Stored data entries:
============
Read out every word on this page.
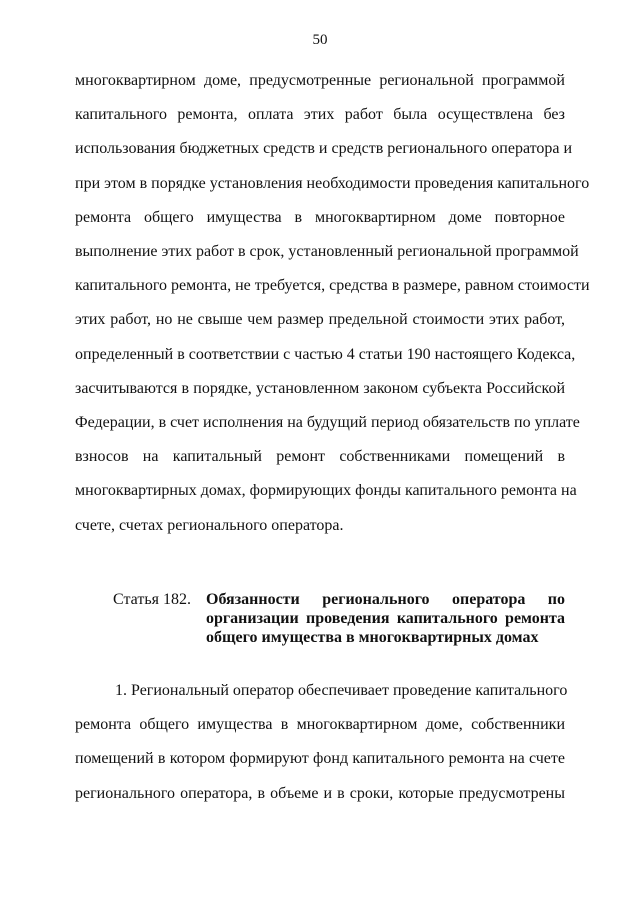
50
многоквартирном доме, предусмотренные региональной программой
капитального ремонта, оплата этих работ была осуществлена без
использования бюджетных средств и средств регионального оператора и
при этом в порядке установления необходимости проведения капитального
ремонта общего имущества в многоквартирном доме повторное
выполнение этих работ в срок, установленный региональной программой
капитального ремонта, не требуется, средства в размере, равном стоимости
этих работ, но не свыше чем размер предельной стоимости этих работ,
определенный в соответствии с частью 4 статьи 190 настоящего Кодекса,
засчитываются в порядке, установленном законом субъекта Российской
Федерации, в счет исполнения на будущий период обязательств по уплате
взносов на капитальный ремонт собственниками помещений в
многоквартирных домах, формирующих фонды капитального ремонта на
счете, счетах регионального оператора.
Статья 182. Обязанности регионального оператора по
организации проведения капитального ремонта
общего имущества в многоквартирных домах
1. Региональный оператор обеспечивает проведение капитального
ремонта общего имущества в многоквартирном доме, собственники
помещений в котором формируют фонд капитального ремонта на счете
регионального оператора, в объеме и в сроки, которые предусмотрены
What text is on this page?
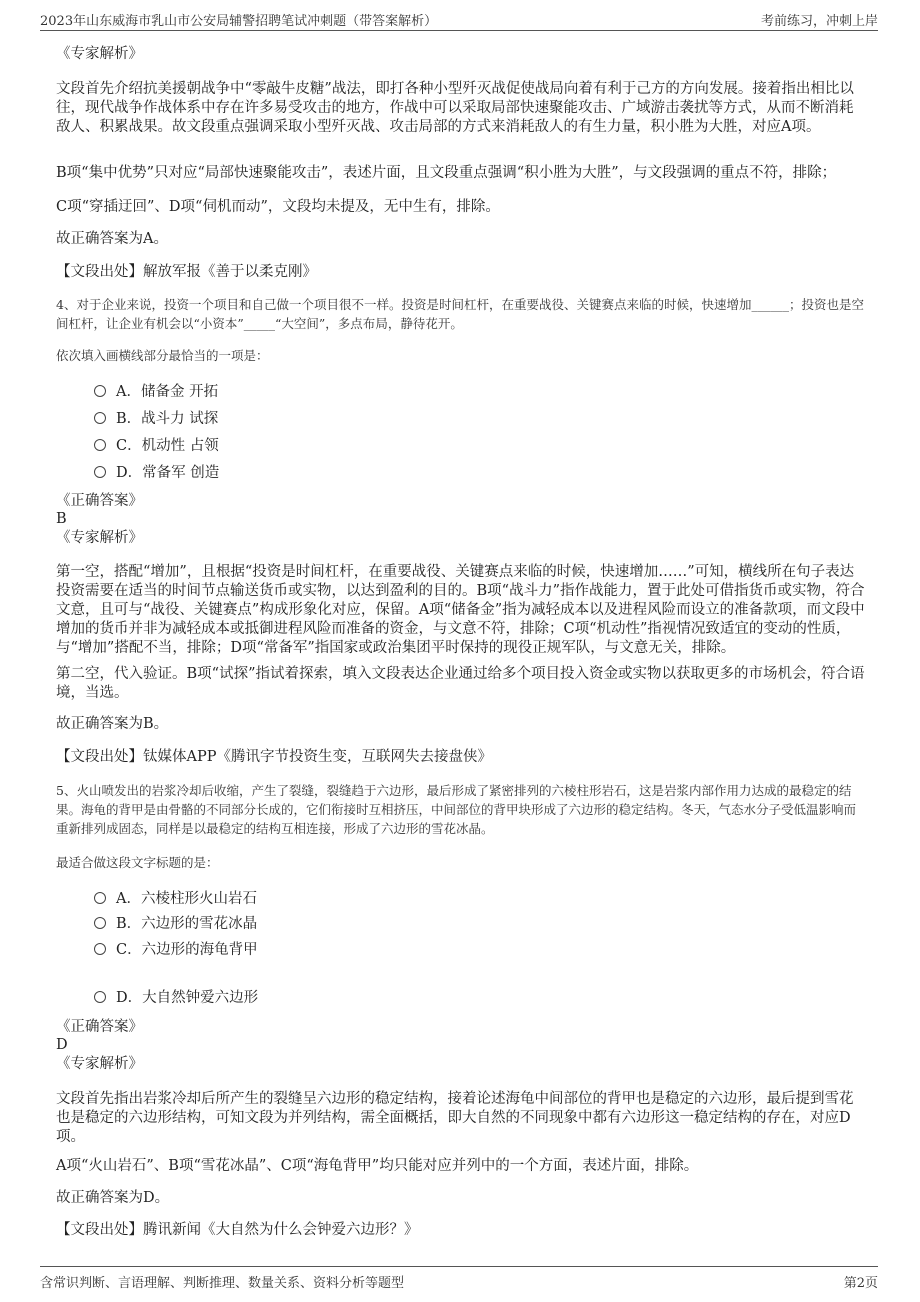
2023年山东威海市乳山市公安局辅警招聘笔试冲刺题（带答案解析）	考前练习，冲刺上岸
《专家解析》
文段首先介绍抗美援朝战争中“零敲牛皮糖”战法，即打各种小型歼灭战促使战局向着有利于己方的方向发展。接着指出相比以往，现代战争作战体系中存在许多易受攻击的地方，作战中可以采取局部快速聚能攻击、广域游击袭扰等方式，从而不断消耗敌人、积累战果。故文段重点强调采取小型歼灭战、攻击局部的方式来消耗敌人的有生力量，积小胜为大胜，对应A项。
B项“集中优势”只对应“局部快速聚能攻击”，表述片面，且文段重点强调“积小胜为大胜”，与文段强调的重点不符，排除；
C项“穿插迂回”、D项“伺机而动”，文段均未提及，无中生有，排除。
故正确答案为A。
【文段出处】解放军报《善于以柔克刚》
4、对于企业来说，投资一个项目和自己做一个项目很不一样。投资是时间杠杆，在重要战役、关键赛点来临的时候，快速增加______；投资也是空间杠杆，让企业有机会以“小资本”_____“大空间”，多点布局，静待花开。
依次填入画横线部分最恰当的一项是：
A．储备金 开拓
B．战斗力 试探
C．机动性 占领
D．常备军 创造
《正确答案》
B
《专家解析》
第一空，搭配“增加”，且根据“投资是时间杠杆，在重要战役、关键赛点来临的时候，快速增加……”可知，横线所在句子表达投资需要在适当的时间节点输送货币或实物，以达到盈利的目的。B项“战斗力”指作战能力，置于此处可借指货币或实物，符合文意，且可与“战役、关键赛点”构成形象化对应，保留。A项“储备金”指为减轻成本以及进程风险而设立的准备款项，而文段中增加的货币并非为减轻成本或抵御进程风险而准备的资金，与文意不符，排除；C项“机动性”指视情况致适宜的变动的性质，与“增加”搭配不当，排除；D项“常备军”指国家或政治集团平时保持的现役正规军队，与文意无关，排除。
第二空，代入验证。B项“试探”指试着探索，填入文段表达企业通过给多个项目投入资金或实物以获取更多的市场机会，符合语境，当选。
故正确答案为B。
【文段出处】钛媒体APP《腾讯字节投资生变，互联网失去接盘侠》
5、火山喷发出的岩浆冷却后收缩，产生了裂缝，裂缝趋于六边形，最后形成了紧密排列的六棱柱形岩石，这是岩浆内部作用力达成的最稳定的结果。海龟的背甲是由骨骼的不同部分长成的，它们衔接时互相挤压，中间部位的背甲块形成了六边形的稳定结构。冬天，气态水分子受低温影响而重新排列成固态，同样是以最稳定的结构互相连接，形成了六边形的雪花冰晶。
最适合做这段文字标题的是：
A．六棱柱形火山岩石
B．六边形的雪花冰晶
C．六边形的海龟背甲
D．大自然钟爱六边形
《正确答案》
D
《专家解析》
文段首先指出岩浆冷却后所产生的裂缝呈六边形的稳定结构，接着论述海龟中间部位的背甲也是稳定的六边形，最后提到雪花也是稳定的六边形结构，可知文段为并列结构，需全面概括，即大自然的不同现象中都有六边形这一稳定结构的存在，对应D项。
A项“火山岩石”、B项“雪花冰晶”、C项“海龟背甲”均只能对应并列中的一个方面，表述片面，排除。
故正确答案为D。
【文段出处】腾讯新闻《大自然为什么会钟爱六边形？》
含常识判断、言语理解、判断推理、数量关系、资料分析等题型	第2页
============
Show all lines in the entries above where the string "этих" appears.

капитального ремонта, оплата этих работ была осуществлена без
выполнение этих работ в срок, установленный региональной программой
этих работ, но не свыше чем размер предельной стоимости этих работ,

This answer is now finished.